State how many lines in the entries below contain "replace". Write nothing but the number.

=== Records for the exercise ===

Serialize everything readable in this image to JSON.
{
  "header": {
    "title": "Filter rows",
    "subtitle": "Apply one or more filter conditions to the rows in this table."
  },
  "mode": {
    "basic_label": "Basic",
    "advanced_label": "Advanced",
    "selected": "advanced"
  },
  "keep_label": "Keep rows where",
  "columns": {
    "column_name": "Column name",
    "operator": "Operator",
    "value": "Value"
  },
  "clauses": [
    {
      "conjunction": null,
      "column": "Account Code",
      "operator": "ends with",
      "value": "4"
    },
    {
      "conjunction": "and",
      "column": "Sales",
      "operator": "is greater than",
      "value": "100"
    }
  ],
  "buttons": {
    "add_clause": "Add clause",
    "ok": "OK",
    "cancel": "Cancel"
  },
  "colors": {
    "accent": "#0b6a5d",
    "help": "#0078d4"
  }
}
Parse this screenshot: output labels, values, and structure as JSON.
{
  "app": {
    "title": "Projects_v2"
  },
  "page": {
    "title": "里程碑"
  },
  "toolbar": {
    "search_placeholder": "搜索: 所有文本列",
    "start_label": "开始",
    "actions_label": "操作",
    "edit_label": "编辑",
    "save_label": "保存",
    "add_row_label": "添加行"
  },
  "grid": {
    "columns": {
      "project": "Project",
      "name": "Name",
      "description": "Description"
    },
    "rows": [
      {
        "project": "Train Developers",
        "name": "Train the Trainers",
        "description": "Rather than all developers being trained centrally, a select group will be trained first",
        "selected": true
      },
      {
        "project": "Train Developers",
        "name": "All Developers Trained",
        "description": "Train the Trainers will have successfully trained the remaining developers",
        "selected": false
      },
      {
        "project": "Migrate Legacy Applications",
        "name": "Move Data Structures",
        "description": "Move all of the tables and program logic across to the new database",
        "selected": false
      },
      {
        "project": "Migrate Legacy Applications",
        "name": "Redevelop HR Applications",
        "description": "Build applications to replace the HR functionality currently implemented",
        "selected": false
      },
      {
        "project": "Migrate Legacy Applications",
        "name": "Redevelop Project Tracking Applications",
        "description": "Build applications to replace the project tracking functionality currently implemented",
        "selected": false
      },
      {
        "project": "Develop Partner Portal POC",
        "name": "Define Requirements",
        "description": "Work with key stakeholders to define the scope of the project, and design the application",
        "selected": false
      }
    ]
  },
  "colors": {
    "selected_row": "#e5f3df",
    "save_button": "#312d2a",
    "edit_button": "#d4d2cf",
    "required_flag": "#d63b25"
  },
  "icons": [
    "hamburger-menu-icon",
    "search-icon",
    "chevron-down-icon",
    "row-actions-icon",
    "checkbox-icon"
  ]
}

===

- _Exercise solution_
2